### Task requirements
Drop the pictures, then extract the listing word for word.

### Excerpted data
******************************

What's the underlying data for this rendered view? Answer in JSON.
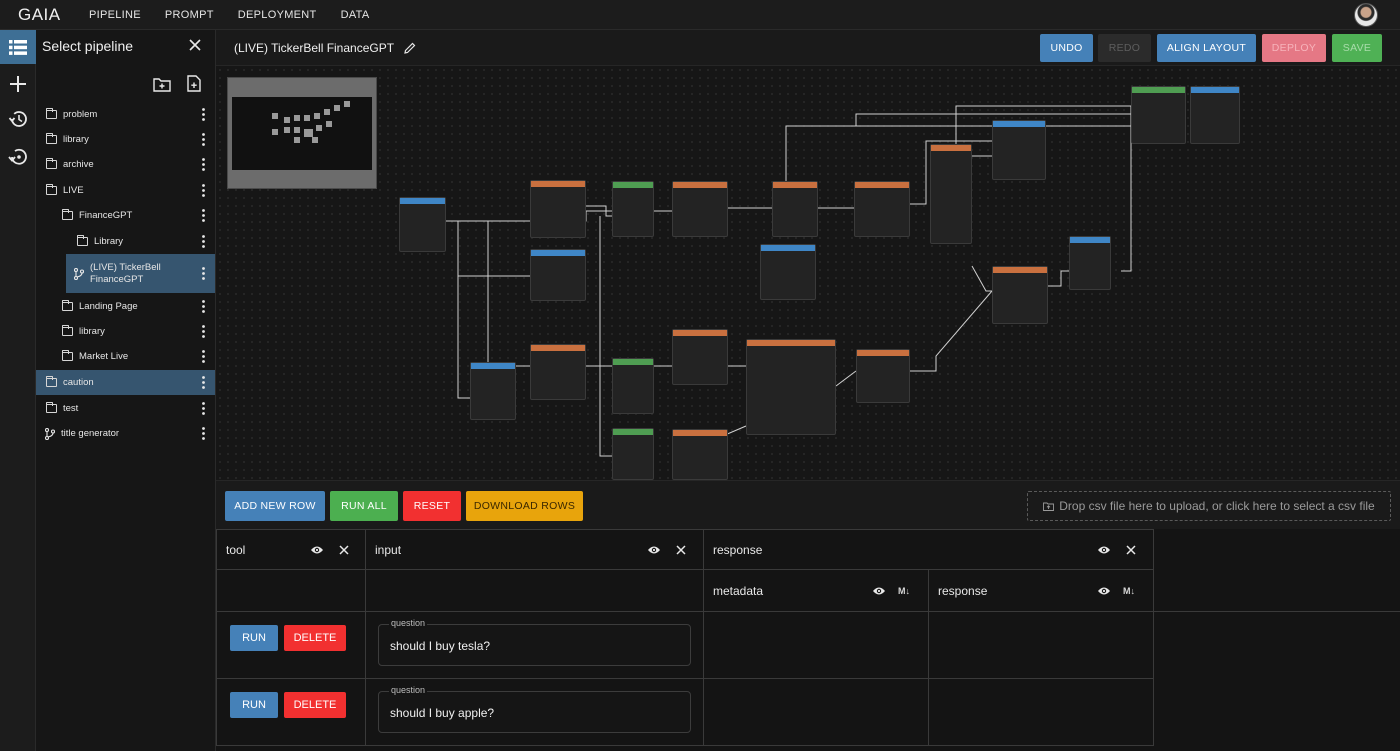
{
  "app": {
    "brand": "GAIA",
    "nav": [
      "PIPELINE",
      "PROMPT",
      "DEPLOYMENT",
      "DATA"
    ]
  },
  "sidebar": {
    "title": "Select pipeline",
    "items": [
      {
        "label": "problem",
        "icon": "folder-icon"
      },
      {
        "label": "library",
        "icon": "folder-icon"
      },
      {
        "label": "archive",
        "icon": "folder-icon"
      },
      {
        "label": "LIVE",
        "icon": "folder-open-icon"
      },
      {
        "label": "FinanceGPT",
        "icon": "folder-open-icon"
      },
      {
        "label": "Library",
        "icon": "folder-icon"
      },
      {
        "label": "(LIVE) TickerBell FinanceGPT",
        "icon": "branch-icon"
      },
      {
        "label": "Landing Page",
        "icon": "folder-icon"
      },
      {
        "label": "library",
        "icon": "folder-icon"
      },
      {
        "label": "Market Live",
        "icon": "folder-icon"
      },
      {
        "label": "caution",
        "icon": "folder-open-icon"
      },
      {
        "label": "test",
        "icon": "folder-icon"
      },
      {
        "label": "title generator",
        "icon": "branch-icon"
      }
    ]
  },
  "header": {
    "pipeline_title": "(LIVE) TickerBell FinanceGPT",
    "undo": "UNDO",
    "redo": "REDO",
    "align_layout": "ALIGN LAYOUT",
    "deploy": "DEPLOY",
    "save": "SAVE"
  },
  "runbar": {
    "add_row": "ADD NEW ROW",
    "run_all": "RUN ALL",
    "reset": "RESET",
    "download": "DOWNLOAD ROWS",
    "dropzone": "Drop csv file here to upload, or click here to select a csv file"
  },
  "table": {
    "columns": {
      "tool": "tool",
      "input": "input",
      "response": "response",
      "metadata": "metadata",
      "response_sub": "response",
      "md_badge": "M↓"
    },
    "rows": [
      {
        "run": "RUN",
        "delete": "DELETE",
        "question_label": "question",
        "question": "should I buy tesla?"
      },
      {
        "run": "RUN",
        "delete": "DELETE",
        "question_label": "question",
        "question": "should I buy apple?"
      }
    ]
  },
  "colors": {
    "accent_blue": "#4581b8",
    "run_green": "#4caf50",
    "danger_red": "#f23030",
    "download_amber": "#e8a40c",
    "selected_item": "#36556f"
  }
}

******************************

### Task response
What's the underlying data for this rendered view? Answer in JSON.
{
  "app": {
    "brand": "GAIA",
    "nav": [
      "PIPELINE",
      "PROMPT",
      "DEPLOYMENT",
      "DATA"
    ]
  },
  "sidebar": {
    "title": "Select pipeline",
    "items": [
      {
        "label": "problem",
        "icon": "folder-icon"
      },
      {
        "label": "library",
        "icon": "folder-icon"
      },
      {
        "label": "archive",
        "icon": "folder-icon"
      },
      {
        "label": "LIVE",
        "icon": "folder-open-icon"
      },
      {
        "label": "FinanceGPT",
        "icon": "folder-open-icon"
      },
      {
        "label": "Library",
        "icon": "folder-icon"
      },
      {
        "label": "(LIVE) TickerBell FinanceGPT",
        "icon": "branch-icon"
      },
      {
        "label": "Landing Page",
        "icon": "folder-icon"
      },
      {
        "label": "library",
        "icon": "folder-icon"
      },
      {
        "label": "Market Live",
        "icon": "folder-icon"
      },
      {
        "label": "caution",
        "icon": "folder-open-icon"
      },
      {
        "label": "test",
        "icon": "folder-icon"
      },
      {
        "label": "title generator",
        "icon": "branch-icon"
      }
    ]
  },
  "header": {
    "pipeline_title": "(LIVE) TickerBell FinanceGPT",
    "undo": "UNDO",
    "redo": "REDO",
    "align_layout": "ALIGN LAYOUT",
    "deploy": "DEPLOY",
    "save": "SAVE"
  },
  "runbar": {
    "add_row": "ADD NEW ROW",
    "run_all": "RUN ALL",
    "reset": "RESET",
    "download": "DOWNLOAD ROWS",
    "dropzone": "Drop csv file here to upload, or click here to select a csv file"
  },
  "table": {
    "columns": {
      "tool": "tool",
      "input": "input",
      "response": "response",
      "metadata": "metadata",
      "response_sub": "response",
      "md_badge": "M↓"
    },
    "rows": [
      {
        "run": "RUN",
        "delete": "DELETE",
        "question_label": "question",
        "question": "should I buy tesla?"
      },
      {
        "run": "RUN",
        "delete": "DELETE",
        "question_label": "question",
        "question": "should I buy apple?"
      }
    ]
  },
  "colors": {
    "accent_blue": "#4581b8",
    "run_green": "#4caf50",
    "danger_red": "#f23030",
    "download_amber": "#e8a40c",
    "selected_item": "#36556f"
  }
}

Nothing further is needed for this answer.